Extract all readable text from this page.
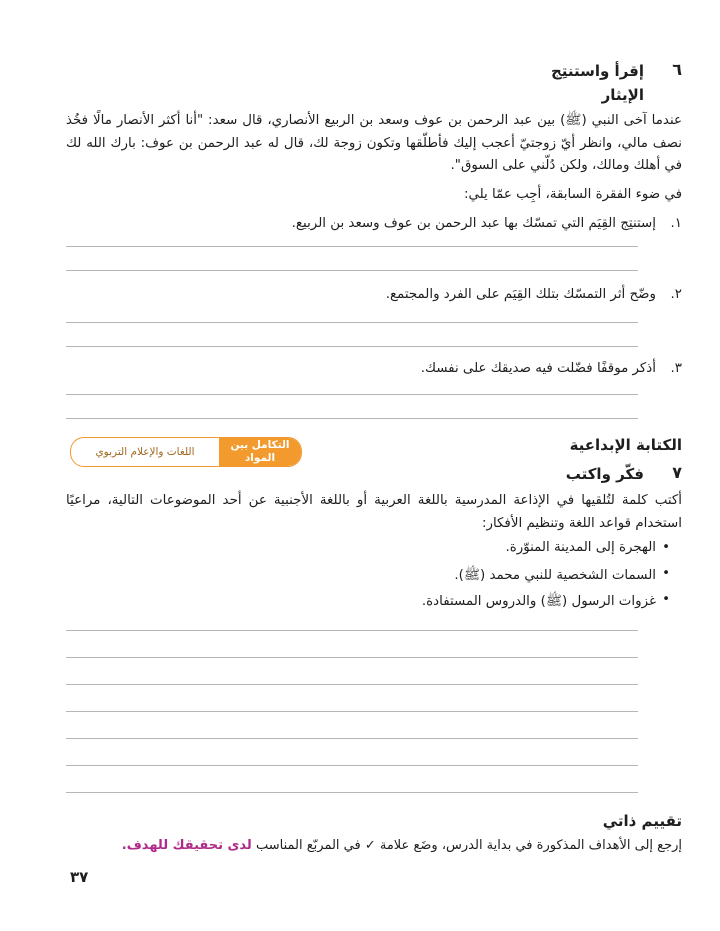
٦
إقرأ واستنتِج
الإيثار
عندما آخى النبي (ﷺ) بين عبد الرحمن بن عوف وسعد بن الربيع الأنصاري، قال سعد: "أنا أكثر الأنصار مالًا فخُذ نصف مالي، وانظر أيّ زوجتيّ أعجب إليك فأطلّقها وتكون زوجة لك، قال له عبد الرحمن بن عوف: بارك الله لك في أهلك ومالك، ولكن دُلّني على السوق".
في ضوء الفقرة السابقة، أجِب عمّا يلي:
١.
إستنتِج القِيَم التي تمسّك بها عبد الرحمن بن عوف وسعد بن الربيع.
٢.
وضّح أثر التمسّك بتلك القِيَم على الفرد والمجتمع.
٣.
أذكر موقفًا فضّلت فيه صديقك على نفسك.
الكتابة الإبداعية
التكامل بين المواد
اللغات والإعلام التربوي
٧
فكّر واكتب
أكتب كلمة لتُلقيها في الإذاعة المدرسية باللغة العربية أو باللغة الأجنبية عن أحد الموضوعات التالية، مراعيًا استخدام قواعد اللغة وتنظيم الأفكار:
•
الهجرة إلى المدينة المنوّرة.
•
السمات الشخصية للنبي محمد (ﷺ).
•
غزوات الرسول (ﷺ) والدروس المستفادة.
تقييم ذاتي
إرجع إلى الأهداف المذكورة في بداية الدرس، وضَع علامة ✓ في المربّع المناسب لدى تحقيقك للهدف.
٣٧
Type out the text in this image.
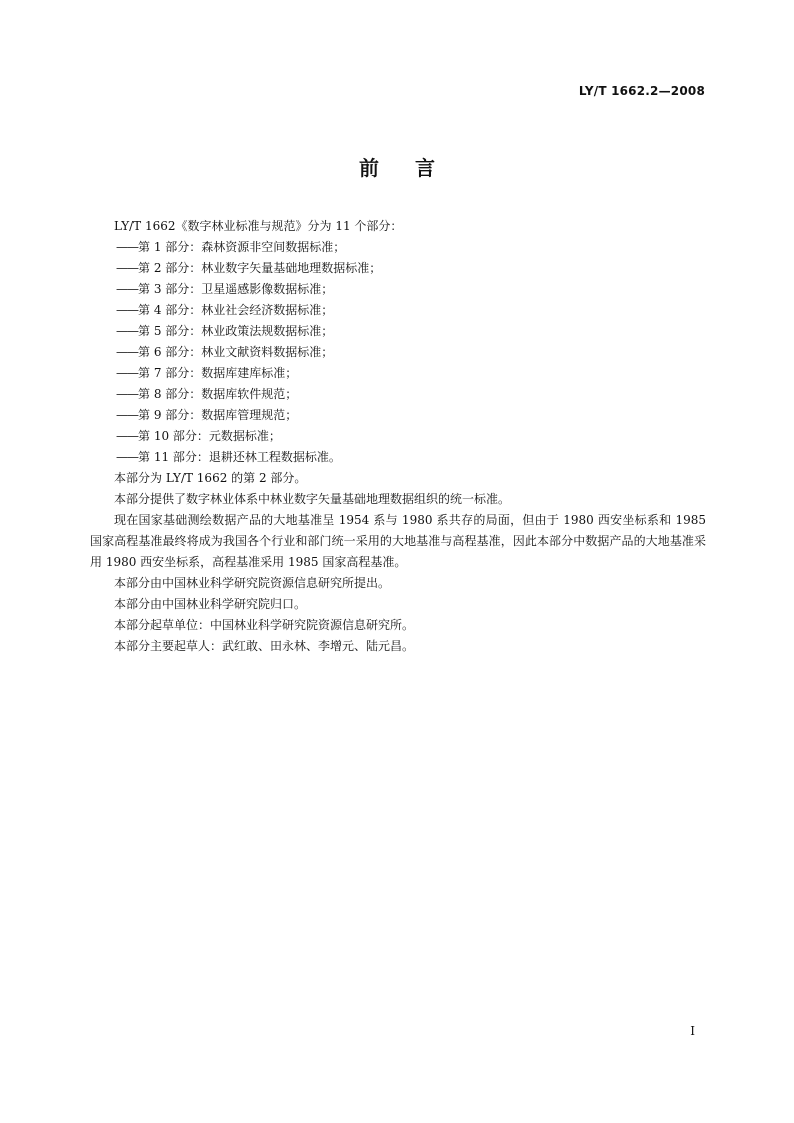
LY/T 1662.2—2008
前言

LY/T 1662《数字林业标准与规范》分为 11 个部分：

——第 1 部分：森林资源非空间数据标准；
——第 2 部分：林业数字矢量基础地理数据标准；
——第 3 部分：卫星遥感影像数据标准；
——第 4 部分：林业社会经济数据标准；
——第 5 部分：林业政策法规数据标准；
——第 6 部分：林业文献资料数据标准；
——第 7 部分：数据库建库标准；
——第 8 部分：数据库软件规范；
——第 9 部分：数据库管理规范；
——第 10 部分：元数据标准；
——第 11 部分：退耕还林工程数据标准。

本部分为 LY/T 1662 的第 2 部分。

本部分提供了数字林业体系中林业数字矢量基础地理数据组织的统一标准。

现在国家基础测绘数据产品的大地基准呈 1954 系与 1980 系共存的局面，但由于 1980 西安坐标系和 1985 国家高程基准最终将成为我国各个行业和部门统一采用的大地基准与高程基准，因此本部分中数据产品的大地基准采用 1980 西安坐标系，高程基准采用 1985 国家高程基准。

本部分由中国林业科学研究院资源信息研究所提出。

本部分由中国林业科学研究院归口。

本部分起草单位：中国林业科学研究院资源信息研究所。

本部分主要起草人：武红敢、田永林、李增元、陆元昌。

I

--

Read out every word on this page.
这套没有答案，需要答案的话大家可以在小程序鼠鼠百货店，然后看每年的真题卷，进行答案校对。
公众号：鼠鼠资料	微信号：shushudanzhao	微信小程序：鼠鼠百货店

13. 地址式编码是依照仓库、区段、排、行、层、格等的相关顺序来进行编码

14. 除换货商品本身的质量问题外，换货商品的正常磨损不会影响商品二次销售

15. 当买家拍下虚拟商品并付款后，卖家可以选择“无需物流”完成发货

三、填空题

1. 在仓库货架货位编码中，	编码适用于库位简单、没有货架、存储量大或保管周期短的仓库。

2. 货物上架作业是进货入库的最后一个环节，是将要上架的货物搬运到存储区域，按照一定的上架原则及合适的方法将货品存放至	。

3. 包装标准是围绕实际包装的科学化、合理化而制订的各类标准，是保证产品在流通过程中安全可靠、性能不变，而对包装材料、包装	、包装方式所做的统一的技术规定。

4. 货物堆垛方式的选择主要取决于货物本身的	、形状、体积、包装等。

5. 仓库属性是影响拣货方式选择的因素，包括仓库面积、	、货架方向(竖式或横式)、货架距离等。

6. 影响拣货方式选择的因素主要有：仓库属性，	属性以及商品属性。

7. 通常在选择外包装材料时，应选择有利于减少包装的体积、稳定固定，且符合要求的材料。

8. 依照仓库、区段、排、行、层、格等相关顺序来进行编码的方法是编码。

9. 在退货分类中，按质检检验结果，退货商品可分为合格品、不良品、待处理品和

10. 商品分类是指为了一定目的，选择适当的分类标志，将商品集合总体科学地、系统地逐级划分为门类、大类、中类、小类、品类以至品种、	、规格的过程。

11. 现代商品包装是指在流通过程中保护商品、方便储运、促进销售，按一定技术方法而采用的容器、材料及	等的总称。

**BRIEF:**
Review the preceding data and report every line that includes the string "text".

**RESULT OF THE TASK:**
Extract all readable text from this page.
Type out the text in this image.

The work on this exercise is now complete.